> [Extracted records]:
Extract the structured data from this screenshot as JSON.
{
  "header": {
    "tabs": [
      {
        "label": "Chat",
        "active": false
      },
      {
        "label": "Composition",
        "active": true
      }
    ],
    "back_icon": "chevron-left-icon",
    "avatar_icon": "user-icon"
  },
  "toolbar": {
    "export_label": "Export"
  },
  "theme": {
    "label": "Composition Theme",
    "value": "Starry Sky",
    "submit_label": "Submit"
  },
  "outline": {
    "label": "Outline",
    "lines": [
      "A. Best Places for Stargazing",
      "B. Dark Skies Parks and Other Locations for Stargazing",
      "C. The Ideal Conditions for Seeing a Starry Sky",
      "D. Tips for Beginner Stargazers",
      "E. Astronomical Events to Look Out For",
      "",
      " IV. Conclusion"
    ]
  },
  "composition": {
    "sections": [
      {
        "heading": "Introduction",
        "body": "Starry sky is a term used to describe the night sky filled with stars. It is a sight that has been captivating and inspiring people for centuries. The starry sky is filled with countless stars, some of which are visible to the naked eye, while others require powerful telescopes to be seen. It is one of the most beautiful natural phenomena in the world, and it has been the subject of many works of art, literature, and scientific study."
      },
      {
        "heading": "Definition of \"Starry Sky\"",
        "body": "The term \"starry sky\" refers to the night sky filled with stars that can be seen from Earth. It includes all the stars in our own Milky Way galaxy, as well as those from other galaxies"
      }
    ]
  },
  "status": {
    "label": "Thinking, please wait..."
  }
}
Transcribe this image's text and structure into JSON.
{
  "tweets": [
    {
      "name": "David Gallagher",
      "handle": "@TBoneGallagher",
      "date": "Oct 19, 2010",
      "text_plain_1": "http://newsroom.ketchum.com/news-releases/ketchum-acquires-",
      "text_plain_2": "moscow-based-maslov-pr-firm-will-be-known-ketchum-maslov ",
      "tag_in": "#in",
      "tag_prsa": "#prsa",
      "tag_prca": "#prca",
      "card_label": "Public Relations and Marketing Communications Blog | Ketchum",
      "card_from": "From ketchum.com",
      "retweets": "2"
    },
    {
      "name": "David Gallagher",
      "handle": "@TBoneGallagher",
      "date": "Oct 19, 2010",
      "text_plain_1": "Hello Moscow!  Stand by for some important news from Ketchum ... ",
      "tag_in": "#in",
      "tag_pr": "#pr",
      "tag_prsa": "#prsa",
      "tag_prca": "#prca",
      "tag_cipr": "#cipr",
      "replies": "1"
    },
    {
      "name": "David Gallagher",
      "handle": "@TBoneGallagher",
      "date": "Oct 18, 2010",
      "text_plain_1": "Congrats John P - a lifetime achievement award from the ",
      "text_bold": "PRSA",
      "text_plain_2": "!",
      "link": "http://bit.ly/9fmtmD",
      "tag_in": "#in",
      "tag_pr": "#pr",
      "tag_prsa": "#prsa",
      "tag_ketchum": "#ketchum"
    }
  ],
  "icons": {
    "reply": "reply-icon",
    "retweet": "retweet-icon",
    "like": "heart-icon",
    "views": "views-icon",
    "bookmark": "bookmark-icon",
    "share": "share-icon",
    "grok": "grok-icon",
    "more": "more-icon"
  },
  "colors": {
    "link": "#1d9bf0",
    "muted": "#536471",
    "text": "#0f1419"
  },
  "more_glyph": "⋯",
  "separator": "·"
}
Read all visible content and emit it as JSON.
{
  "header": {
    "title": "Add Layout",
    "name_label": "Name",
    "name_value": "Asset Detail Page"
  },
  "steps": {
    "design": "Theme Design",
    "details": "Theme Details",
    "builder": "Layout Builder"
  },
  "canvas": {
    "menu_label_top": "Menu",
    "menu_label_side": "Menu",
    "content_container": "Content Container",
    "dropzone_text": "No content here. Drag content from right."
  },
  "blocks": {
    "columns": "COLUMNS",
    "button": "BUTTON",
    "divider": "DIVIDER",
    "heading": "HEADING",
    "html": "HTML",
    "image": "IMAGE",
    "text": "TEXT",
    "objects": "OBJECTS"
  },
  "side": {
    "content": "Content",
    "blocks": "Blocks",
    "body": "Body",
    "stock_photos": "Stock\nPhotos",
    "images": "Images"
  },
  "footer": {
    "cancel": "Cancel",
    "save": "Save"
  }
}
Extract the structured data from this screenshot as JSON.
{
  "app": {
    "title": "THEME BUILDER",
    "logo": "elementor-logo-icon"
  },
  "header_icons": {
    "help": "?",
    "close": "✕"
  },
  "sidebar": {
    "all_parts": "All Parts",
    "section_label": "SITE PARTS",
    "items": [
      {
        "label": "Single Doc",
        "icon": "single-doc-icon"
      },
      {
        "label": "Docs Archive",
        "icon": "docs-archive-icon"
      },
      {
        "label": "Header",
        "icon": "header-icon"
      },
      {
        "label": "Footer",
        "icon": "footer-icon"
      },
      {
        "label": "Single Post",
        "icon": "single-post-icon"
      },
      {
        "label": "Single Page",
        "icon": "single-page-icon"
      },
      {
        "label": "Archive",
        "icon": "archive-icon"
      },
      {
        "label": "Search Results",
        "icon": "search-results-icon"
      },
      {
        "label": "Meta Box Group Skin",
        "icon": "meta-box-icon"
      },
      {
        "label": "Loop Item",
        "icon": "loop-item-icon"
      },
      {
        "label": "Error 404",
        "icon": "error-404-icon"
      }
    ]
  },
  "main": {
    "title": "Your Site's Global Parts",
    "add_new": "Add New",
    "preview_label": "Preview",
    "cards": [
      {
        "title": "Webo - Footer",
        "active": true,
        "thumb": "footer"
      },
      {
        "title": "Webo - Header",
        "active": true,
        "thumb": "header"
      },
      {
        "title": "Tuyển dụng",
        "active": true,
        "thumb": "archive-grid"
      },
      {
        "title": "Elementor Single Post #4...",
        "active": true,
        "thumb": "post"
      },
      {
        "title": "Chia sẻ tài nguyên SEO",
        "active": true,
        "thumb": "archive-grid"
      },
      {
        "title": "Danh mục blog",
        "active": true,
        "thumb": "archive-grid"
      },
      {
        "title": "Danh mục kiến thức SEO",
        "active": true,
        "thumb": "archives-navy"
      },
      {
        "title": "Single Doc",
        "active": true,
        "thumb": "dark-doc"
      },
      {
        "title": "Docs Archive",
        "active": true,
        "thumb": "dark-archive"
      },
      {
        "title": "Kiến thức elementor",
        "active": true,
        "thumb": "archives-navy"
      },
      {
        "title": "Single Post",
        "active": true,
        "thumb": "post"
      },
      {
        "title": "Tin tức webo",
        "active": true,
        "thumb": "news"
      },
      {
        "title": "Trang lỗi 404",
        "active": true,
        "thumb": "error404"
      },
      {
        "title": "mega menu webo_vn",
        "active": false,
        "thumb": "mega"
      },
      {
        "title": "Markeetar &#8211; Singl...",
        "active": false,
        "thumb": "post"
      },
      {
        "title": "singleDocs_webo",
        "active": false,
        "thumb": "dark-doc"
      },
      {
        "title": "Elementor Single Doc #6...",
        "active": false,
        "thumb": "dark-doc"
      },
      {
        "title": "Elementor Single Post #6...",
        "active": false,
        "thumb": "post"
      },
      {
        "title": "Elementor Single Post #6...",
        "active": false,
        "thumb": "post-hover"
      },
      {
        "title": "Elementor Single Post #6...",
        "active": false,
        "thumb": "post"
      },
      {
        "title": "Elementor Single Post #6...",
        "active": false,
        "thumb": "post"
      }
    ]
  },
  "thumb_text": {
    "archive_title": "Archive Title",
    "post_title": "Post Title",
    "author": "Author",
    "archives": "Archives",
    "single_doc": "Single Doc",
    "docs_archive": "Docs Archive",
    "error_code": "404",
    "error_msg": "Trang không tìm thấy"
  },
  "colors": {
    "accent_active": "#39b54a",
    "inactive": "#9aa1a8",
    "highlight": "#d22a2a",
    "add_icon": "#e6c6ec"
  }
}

> [Aim]:
Print the listing above in full, exactly as it is.

> [Exercise result]:
Extract the structured data from this screenshot as JSON.
{
  "header": {
    "tabs": [
      {
        "label": "Chat",
        "active": false
      },
      {
        "label": "Composition",
        "active": true
      }
    ],
    "back_icon": "chevron-left-icon",
    "avatar_icon": "user-icon"
  },
  "toolbar": {
    "export_label": "Export"
  },
  "theme": {
    "label": "Composition Theme",
    "value": "Starry Sky",
    "submit_label": "Submit"
  },
  "outline": {
    "label": "Outline",
    "lines": [
      "A. Best Places for Stargazing",
      "B. Dark Skies Parks and Other Locations for Stargazing",
      "C. The Ideal Conditions for Seeing a Starry Sky",
      "D. Tips for Beginner Stargazers",
      "E. Astronomical Events to Look Out For",
      "",
      " IV. Conclusion"
    ]
  },
  "composition": {
    "sections": [
      {
        "heading": "Introduction",
        "body": "Starry sky is a term used to describe the night sky filled with stars. It is a sight that has been captivating and inspiring people for centuries. The starry sky is filled with countless stars, some of which are visible to the naked eye, while others require powerful telescopes to be seen. It is one of the most beautiful natural phenomena in the world, and it has been the subject of many works of art, literature, and scientific study."
      },
      {
        "heading": "Definition of \"Starry Sky\"",
        "body": "The term \"starry sky\" refers to the night sky filled with stars that can be seen from Earth. It includes all the stars in our own Milky Way galaxy, as well as those from other galaxies"
      }
    ]
  },
  "status": {
    "label": "Thinking, please wait..."
  }
}
Transcribe this image's text and structure into JSON.
{
  "tweets": [
    {
      "name": "David Gallagher",
      "handle": "@TBoneGallagher",
      "date": "Oct 19, 2010",
      "text_plain_1": "http://newsroom.ketchum.com/news-releases/ketchum-acquires-",
      "text_plain_2": "moscow-based-maslov-pr-firm-will-be-known-ketchum-maslov ",
      "tag_in": "#in",
      "tag_prsa": "#prsa",
      "tag_prca": "#prca",
      "card_label": "Public Relations and Marketing Communications Blog | Ketchum",
      "card_from": "From ketchum.com",
      "retweets": "2"
    },
    {
      "name": "David Gallagher",
      "handle": "@TBoneGallagher",
      "date": "Oct 19, 2010",
      "text_plain_1": "Hello Moscow!  Stand by for some important news from Ketchum ... ",
      "tag_in": "#in",
      "tag_pr": "#pr",
      "tag_prsa": "#prsa",
      "tag_prca": "#prca",
      "tag_cipr": "#cipr",
      "replies": "1"
    },
    {
      "name": "David Gallagher",
      "handle": "@TBoneGallagher",
      "date": "Oct 18, 2010",
      "text_plain_1": "Congrats John P - a lifetime achievement award from the ",
      "text_bold": "PRSA",
      "text_plain_2": "!",
      "link": "http://bit.ly/9fmtmD",
      "tag_in": "#in",
      "tag_pr": "#pr",
      "tag_prsa": "#prsa",
      "tag_ketchum": "#ketchum"
    }
  ],
  "icons": {
    "reply": "reply-icon",
    "retweet": "retweet-icon",
    "like": "heart-icon",
    "views": "views-icon",
    "bookmark": "bookmark-icon",
    "share": "share-icon",
    "grok": "grok-icon",
    "more": "more-icon"
  },
  "colors": {
    "link": "#1d9bf0",
    "muted": "#536471",
    "text": "#0f1419"
  },
  "more_glyph": "⋯",
  "separator": "·"
}
Read all visible content and emit it as JSON.
{
  "header": {
    "title": "Add Layout",
    "name_label": "Name",
    "name_value": "Asset Detail Page"
  },
  "steps": {
    "design": "Theme Design",
    "details": "Theme Details",
    "builder": "Layout Builder"
  },
  "canvas": {
    "menu_label_top": "Menu",
    "menu_label_side": "Menu",
    "content_container": "Content Container",
    "dropzone_text": "No content here. Drag content from right."
  },
  "blocks": {
    "columns": "COLUMNS",
    "button": "BUTTON",
    "divider": "DIVIDER",
    "heading": "HEADING",
    "html": "HTML",
    "image": "IMAGE",
    "text": "TEXT",
    "objects": "OBJECTS"
  },
  "side": {
    "content": "Content",
    "blocks": "Blocks",
    "body": "Body",
    "stock_photos": "Stock\nPhotos",
    "images": "Images"
  },
  "footer": {
    "cancel": "Cancel",
    "save": "Save"
  }
}
Extract the structured data from this screenshot as JSON.
{
  "app": {
    "title": "THEME BUILDER",
    "logo": "elementor-logo-icon"
  },
  "header_icons": {
    "help": "?",
    "close": "✕"
  },
  "sidebar": {
    "all_parts": "All Parts",
    "section_label": "SITE PARTS",
    "items": [
      {
        "label": "Single Doc",
        "icon": "single-doc-icon"
      },
      {
        "label": "Docs Archive",
        "icon": "docs-archive-icon"
      },
      {
        "label": "Header",
        "icon": "header-icon"
      },
      {
        "label": "Footer",
        "icon": "footer-icon"
      },
      {
        "label": "Single Post",
        "icon": "single-post-icon"
      },
      {
        "label": "Single Page",
        "icon": "single-page-icon"
      },
      {
        "label": "Archive",
        "icon": "archive-icon"
      },
      {
        "label": "Search Results",
        "icon": "search-results-icon"
      },
      {
        "label": "Meta Box Group Skin",
        "icon": "meta-box-icon"
      },
      {
        "label": "Loop Item",
        "icon": "loop-item-icon"
      },
      {
        "label": "Error 404",
        "icon": "error-404-icon"
      }
    ]
  },
  "main": {
    "title": "Your Site's Global Parts",
    "add_new": "Add New",
    "preview_label": "Preview",
    "cards": [
      {
        "title": "Webo - Footer",
        "active": true,
        "thumb": "footer"
      },
      {
        "title": "Webo - Header",
        "active": true,
        "thumb": "header"
      },
      {
        "title": "Tuyển dụng",
        "active": true,
        "thumb": "archive-grid"
      },
      {
        "title": "Elementor Single Post #4...",
        "active": true,
        "thumb": "post"
      },
      {
        "title": "Chia sẻ tài nguyên SEO",
        "active": true,
        "thumb": "archive-grid"
      },
      {
        "title": "Danh mục blog",
        "active": true,
        "thumb": "archive-grid"
      },
      {
        "title": "Danh mục kiến thức SEO",
        "active": true,
        "thumb": "archives-navy"
      },
      {
        "title": "Single Doc",
        "active": true,
        "thumb": "dark-doc"
      },
      {
        "title": "Docs Archive",
        "active": true,
        "thumb": "dark-archive"
      },
      {
        "title": "Kiến thức elementor",
        "active": true,
        "thumb": "archives-navy"
      },
      {
        "title": "Single Post",
        "active": true,
        "thumb": "post"
      },
      {
        "title": "Tin tức webo",
        "active": true,
        "thumb": "news"
      },
      {
        "title": "Trang lỗi 404",
        "active": true,
        "thumb": "error404"
      },
      {
        "title": "mega menu webo_vn",
        "active": false,
        "thumb": "mega"
      },
      {
        "title": "Markeetar &#8211; Singl...",
        "active": false,
        "thumb": "post"
      },
      {
        "title": "singleDocs_webo",
        "active": false,
        "thumb": "dark-doc"
      },
      {
        "title": "Elementor Single Doc #6...",
        "active": false,
        "thumb": "dark-doc"
      },
      {
        "title": "Elementor Single Post #6...",
        "active": false,
        "thumb": "post"
      },
      {
        "title": "Elementor Single Post #6...",
        "active": false,
        "thumb": "post-hover"
      },
      {
        "title": "Elementor Single Post #6...",
        "active": false,
        "thumb": "post"
      },
      {
        "title": "Elementor Single Post #6...",
        "active": false,
        "thumb": "post"
      }
    ]
  },
  "thumb_text": {
    "archive_title": "Archive Title",
    "post_title": "Post Title",
    "author": "Author",
    "archives": "Archives",
    "single_doc": "Single Doc",
    "docs_archive": "Docs Archive",
    "error_code": "404",
    "error_msg": "Trang không tìm thấy"
  },
  "colors": {
    "accent_active": "#39b54a",
    "inactive": "#9aa1a8",
    "highlight": "#d22a2a",
    "add_icon": "#e6c6ec"
  }
}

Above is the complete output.